Required task: Reproduce each line of the material exactly, minus any picture.

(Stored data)
━━━━━━
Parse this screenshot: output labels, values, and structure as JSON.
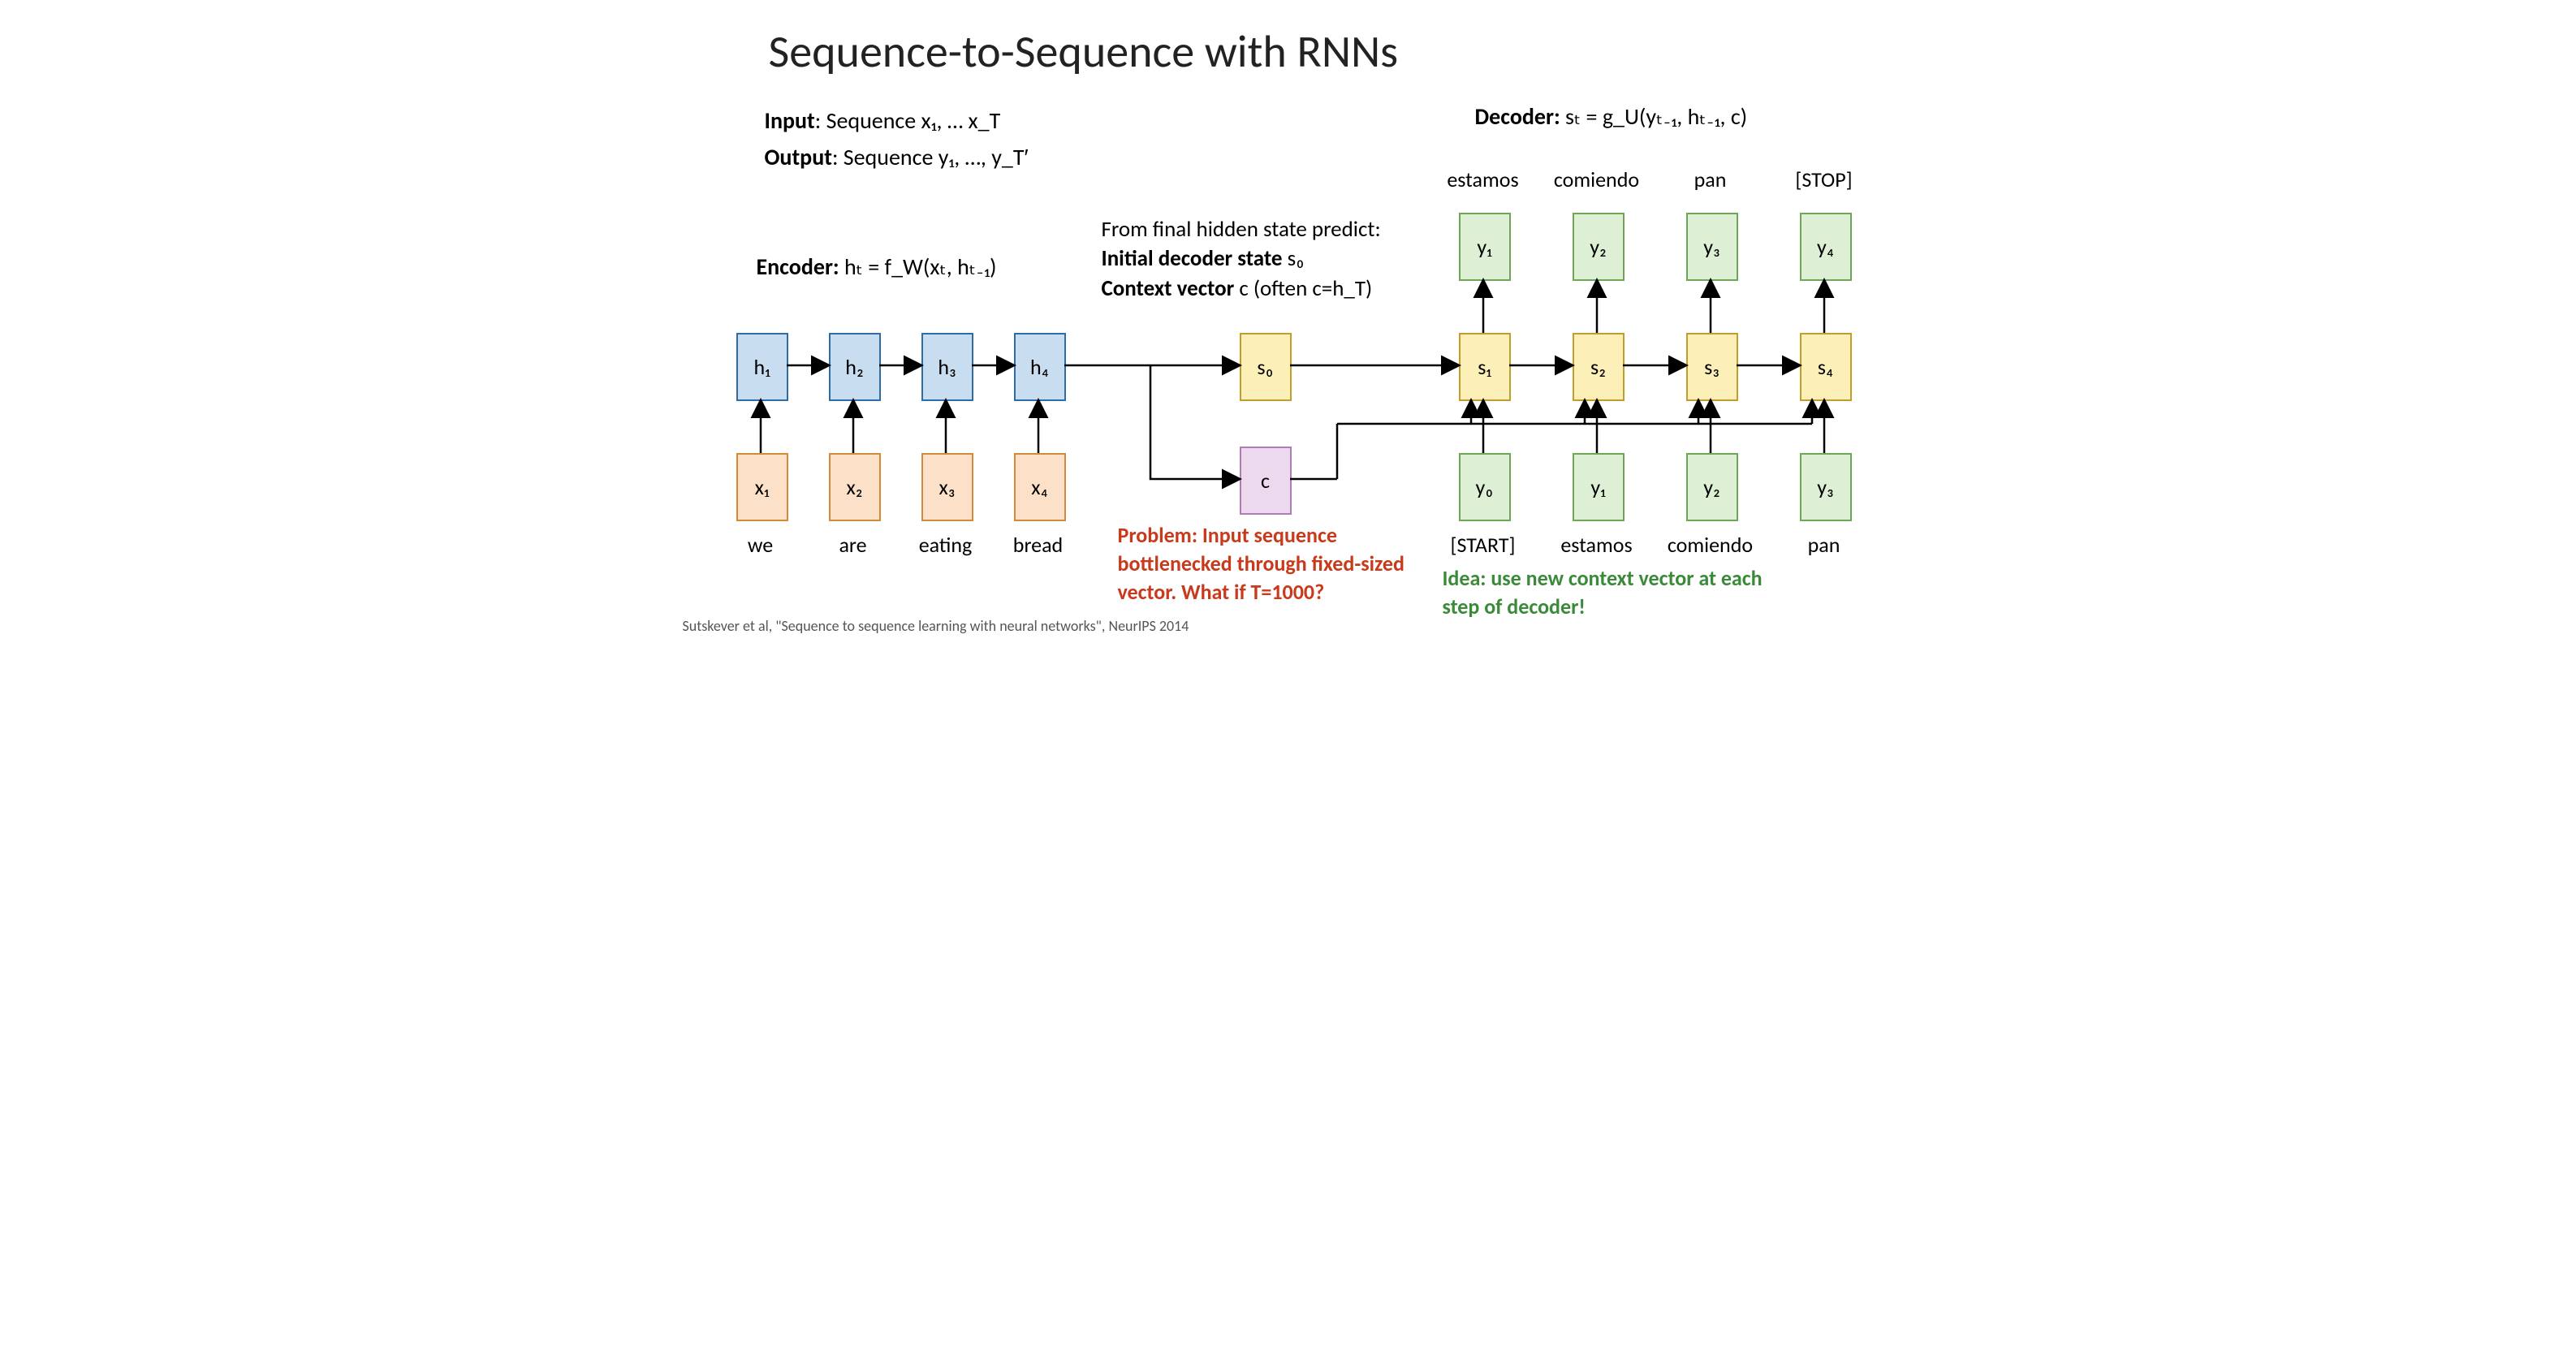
{
  "title": "Sequence-to-Sequence with RNNs",
  "input_label": "Input",
  "input_text": ": Sequence x₁, … x_T",
  "output_label": "Output",
  "output_text": ": Sequence y₁, …, y_T′",
  "encoder_label": "Encoder:",
  "encoder_eq": " hₜ = f_W(xₜ, hₜ₋₁)",
  "decoder_label": "Decoder:",
  "decoder_eq": " sₜ = g_U(yₜ₋₁, hₜ₋₁, c)",
  "predict_line1": "From final hidden state predict:",
  "predict_line2a": "Initial decoder state",
  "predict_line2b": " s₀",
  "predict_line3a": "Context vector",
  "predict_line3b": " c (often c=h_T)",
  "encoder_h": [
    "h₁",
    "h₂",
    "h₃",
    "h₄"
  ],
  "encoder_x": [
    "x₁",
    "x₂",
    "x₃",
    "x₄"
  ],
  "encoder_words": [
    "we",
    "are",
    "eating",
    "bread"
  ],
  "s0": "s₀",
  "c": "c",
  "decoder_s": [
    "s₁",
    "s₂",
    "s₃",
    "s₄"
  ],
  "decoder_y_out": [
    "y₁",
    "y₂",
    "y₃",
    "y₄"
  ],
  "decoder_y_in": [
    "y₀",
    "y₁",
    "y₂",
    "y₃"
  ],
  "decoder_out_words": [
    "estamos",
    "comiendo",
    "pan",
    "[STOP]"
  ],
  "decoder_in_words": [
    "[START]",
    "estamos",
    "comiendo",
    "pan"
  ],
  "problem": "Problem: Input sequence bottlenecked through fixed-sized vector. What if T=1000?",
  "idea": "Idea: use new context vector at each step of decoder!",
  "citation": "Sutskever et al, \"Sequence to sequence learning with neural networks\", NeurIPS 2014"
}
━━━━━━
Complete output:
Parse this screenshot: output labels, values, and structure as JSON.
{
  "title": "Sequence-to-Sequence with RNNs",
  "input_label": "Input",
  "input_text": ": Sequence x₁, … x_T",
  "output_label": "Output",
  "output_text": ": Sequence y₁, …, y_T′",
  "encoder_label": "Encoder:",
  "encoder_eq": " hₜ = f_W(xₜ, hₜ₋₁)",
  "decoder_label": "Decoder:",
  "decoder_eq": " sₜ = g_U(yₜ₋₁, hₜ₋₁, c)",
  "predict_line1": "From final hidden state predict:",
  "predict_line2a": "Initial decoder state",
  "predict_line2b": " s₀",
  "predict_line3a": "Context vector",
  "predict_line3b": " c (often c=h_T)",
  "encoder_h": [
    "h₁",
    "h₂",
    "h₃",
    "h₄"
  ],
  "encoder_x": [
    "x₁",
    "x₂",
    "x₃",
    "x₄"
  ],
  "encoder_words": [
    "we",
    "are",
    "eating",
    "bread"
  ],
  "s0": "s₀",
  "c": "c",
  "decoder_s": [
    "s₁",
    "s₂",
    "s₃",
    "s₄"
  ],
  "decoder_y_out": [
    "y₁",
    "y₂",
    "y₃",
    "y₄"
  ],
  "decoder_y_in": [
    "y₀",
    "y₁",
    "y₂",
    "y₃"
  ],
  "decoder_out_words": [
    "estamos",
    "comiendo",
    "pan",
    "[STOP]"
  ],
  "decoder_in_words": [
    "[START]",
    "estamos",
    "comiendo",
    "pan"
  ],
  "problem": "Problem: Input sequence bottlenecked through fixed-sized vector. What if T=1000?",
  "idea": "Idea: use new context vector at each step of decoder!",
  "citation": "Sutskever et al, \"Sequence to sequence learning with neural networks\", NeurIPS 2014"
}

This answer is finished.